Exercise prompt ▸ Select each line where the word "Beras" appears.

# # # # # # #

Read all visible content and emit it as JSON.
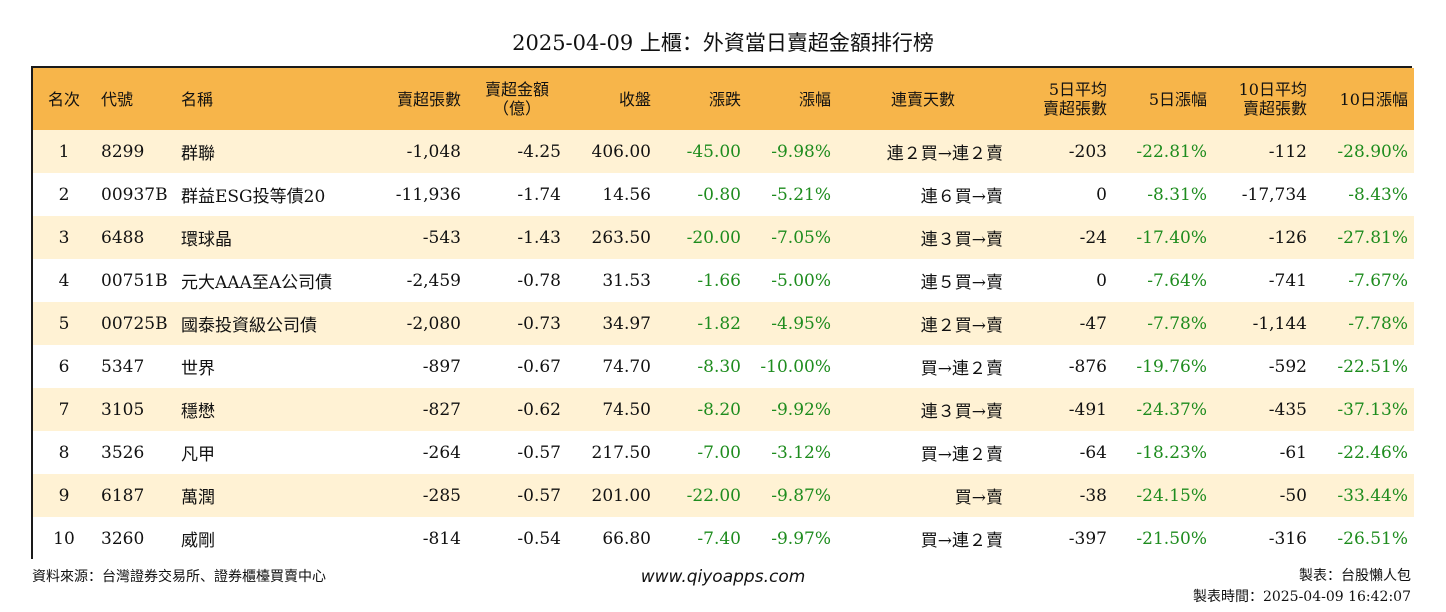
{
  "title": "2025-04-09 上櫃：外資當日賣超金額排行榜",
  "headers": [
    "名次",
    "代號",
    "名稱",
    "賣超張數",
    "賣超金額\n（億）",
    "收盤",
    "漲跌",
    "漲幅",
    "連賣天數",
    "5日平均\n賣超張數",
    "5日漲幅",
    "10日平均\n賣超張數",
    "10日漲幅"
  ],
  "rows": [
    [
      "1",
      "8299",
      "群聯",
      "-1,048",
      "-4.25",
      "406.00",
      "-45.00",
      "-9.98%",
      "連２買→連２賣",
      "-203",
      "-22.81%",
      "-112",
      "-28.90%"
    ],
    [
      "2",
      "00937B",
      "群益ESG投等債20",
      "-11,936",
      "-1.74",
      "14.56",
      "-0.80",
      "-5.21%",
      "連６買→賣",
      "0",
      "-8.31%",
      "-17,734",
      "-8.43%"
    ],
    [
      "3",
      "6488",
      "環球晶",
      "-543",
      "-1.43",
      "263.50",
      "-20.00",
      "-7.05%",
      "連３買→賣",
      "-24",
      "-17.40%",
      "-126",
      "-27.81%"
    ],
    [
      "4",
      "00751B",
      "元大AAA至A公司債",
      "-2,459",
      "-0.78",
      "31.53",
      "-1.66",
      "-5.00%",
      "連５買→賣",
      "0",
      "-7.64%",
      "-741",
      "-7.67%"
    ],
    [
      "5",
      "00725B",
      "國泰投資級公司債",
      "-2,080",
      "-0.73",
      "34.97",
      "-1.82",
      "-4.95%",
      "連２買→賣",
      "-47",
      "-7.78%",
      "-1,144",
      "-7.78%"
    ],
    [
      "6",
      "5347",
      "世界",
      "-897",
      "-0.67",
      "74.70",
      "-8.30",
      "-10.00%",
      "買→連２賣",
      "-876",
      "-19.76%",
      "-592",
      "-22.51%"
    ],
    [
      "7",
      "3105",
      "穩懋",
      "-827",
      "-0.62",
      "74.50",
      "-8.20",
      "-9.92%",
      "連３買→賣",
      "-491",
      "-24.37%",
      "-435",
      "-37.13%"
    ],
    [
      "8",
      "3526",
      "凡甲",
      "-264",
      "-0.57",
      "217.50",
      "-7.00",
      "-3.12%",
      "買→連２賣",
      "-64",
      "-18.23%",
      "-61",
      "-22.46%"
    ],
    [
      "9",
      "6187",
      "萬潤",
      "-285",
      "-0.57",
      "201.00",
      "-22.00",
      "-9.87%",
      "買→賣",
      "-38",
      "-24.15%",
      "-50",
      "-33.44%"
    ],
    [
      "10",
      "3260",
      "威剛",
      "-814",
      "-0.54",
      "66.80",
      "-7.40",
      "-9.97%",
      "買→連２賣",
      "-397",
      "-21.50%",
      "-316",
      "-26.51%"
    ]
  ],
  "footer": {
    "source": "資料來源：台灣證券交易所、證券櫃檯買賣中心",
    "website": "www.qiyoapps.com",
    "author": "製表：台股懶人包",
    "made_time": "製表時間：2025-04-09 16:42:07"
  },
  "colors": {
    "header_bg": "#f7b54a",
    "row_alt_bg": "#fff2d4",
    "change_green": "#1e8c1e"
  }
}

# # # # # # #

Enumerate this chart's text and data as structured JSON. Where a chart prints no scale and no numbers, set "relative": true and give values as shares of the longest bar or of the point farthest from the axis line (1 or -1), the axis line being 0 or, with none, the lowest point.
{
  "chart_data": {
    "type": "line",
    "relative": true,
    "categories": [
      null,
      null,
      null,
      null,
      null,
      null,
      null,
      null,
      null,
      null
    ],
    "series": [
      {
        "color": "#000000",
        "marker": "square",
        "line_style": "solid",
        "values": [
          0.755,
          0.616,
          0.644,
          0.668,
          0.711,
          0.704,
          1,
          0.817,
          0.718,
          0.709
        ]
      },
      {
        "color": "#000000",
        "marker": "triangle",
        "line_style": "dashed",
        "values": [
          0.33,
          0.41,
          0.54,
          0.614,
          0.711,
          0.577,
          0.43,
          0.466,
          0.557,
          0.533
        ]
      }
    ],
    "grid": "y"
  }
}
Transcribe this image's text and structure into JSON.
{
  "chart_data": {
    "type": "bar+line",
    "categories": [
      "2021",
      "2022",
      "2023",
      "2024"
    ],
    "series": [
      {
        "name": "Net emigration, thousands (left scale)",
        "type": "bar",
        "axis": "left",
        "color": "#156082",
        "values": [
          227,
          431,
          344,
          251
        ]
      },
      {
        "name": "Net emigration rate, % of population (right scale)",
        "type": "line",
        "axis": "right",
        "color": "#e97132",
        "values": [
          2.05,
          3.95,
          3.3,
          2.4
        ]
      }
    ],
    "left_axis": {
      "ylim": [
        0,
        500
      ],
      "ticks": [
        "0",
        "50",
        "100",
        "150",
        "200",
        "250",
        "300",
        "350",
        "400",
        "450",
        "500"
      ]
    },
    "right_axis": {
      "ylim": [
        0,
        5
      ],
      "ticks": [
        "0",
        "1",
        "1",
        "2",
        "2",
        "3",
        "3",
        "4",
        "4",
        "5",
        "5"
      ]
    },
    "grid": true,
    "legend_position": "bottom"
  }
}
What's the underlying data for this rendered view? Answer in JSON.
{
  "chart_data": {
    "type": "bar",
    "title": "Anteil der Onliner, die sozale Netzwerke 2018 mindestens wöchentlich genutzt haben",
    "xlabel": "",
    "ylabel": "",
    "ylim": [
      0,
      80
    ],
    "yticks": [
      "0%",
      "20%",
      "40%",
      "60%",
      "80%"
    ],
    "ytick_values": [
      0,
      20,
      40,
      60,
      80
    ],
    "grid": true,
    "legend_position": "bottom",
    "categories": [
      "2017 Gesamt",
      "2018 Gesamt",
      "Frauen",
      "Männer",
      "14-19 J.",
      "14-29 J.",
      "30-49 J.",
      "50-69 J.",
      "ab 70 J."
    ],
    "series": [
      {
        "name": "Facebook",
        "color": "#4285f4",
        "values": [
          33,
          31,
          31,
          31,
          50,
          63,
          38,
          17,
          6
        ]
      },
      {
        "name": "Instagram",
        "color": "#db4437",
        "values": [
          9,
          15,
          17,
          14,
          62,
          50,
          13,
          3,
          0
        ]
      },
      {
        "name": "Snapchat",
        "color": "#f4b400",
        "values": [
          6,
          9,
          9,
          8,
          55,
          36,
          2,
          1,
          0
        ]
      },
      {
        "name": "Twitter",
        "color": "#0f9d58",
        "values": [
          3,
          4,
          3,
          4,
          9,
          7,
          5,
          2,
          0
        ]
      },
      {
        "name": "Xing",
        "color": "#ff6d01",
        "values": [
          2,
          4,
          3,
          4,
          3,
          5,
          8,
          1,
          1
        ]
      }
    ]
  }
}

# # # # # # #

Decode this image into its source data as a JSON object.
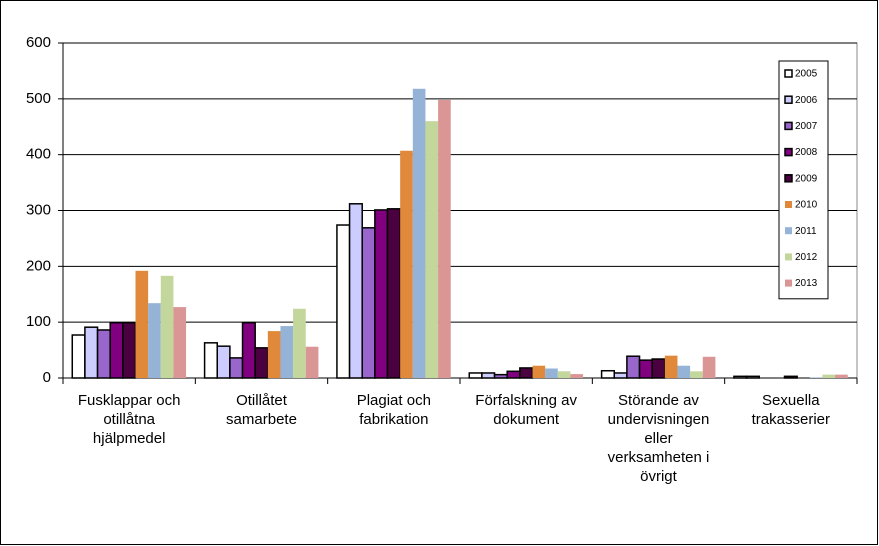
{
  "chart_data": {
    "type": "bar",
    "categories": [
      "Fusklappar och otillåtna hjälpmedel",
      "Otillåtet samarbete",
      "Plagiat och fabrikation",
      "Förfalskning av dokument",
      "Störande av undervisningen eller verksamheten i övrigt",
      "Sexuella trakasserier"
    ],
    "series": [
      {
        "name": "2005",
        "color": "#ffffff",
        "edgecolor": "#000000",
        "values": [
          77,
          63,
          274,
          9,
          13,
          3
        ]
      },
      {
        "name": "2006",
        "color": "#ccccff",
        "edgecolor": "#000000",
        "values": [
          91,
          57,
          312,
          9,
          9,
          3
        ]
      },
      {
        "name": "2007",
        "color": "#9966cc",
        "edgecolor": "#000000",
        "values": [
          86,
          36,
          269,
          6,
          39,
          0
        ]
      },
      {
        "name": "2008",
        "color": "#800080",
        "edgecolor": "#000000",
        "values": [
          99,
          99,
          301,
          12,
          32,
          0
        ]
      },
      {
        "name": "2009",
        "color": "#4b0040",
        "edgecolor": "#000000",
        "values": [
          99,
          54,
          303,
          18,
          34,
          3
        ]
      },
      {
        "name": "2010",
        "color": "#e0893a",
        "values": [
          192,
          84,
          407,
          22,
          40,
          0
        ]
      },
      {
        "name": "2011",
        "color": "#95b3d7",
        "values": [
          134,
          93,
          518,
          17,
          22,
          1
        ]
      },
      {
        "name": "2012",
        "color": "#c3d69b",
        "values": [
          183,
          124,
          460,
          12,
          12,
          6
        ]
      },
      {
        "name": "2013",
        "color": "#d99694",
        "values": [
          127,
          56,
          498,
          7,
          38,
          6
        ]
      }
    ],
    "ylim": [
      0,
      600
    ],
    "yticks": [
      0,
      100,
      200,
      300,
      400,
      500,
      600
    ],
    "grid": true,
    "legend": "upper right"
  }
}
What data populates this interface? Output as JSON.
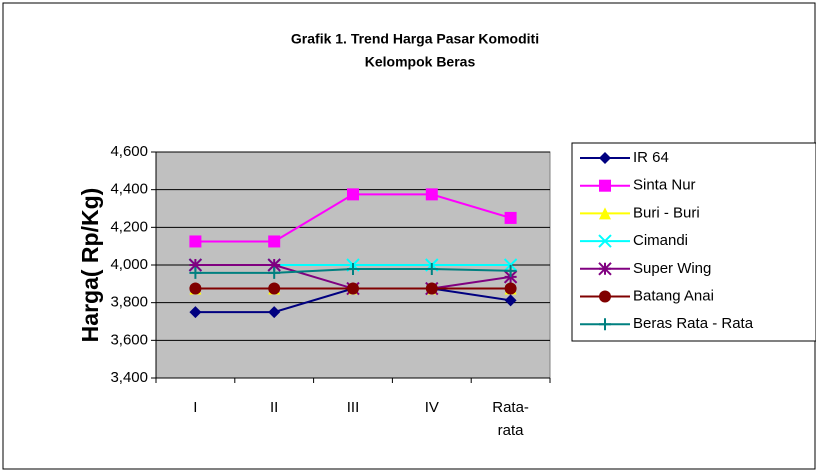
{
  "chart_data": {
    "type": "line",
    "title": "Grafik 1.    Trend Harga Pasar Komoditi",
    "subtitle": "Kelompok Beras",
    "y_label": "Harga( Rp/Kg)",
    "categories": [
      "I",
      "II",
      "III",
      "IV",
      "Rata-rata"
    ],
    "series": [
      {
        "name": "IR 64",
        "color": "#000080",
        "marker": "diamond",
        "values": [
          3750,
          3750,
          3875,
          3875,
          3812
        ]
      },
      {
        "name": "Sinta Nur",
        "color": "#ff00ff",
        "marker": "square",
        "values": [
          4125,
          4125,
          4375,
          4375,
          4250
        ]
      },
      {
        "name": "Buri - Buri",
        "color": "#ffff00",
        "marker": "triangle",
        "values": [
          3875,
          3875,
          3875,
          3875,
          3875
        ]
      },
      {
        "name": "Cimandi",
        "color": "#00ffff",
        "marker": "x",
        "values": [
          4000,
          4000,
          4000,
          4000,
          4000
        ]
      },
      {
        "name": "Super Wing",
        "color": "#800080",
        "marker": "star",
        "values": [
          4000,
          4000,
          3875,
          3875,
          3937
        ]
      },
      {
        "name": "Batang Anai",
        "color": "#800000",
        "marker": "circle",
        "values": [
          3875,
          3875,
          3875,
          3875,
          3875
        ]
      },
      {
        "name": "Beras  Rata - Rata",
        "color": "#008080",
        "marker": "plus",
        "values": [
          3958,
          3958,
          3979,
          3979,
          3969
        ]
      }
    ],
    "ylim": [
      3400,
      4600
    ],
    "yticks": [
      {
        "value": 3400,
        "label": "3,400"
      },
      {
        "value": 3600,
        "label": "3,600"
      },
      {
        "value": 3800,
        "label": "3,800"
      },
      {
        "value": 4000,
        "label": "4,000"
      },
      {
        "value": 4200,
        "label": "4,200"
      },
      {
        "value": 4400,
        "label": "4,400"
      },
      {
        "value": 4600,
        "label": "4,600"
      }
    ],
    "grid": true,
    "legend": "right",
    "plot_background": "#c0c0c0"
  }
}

# # # # # # #

Answer for the task ▸
    "subtitle": "Kelompok Beras",
        "name": "Beras  Rata - Rata",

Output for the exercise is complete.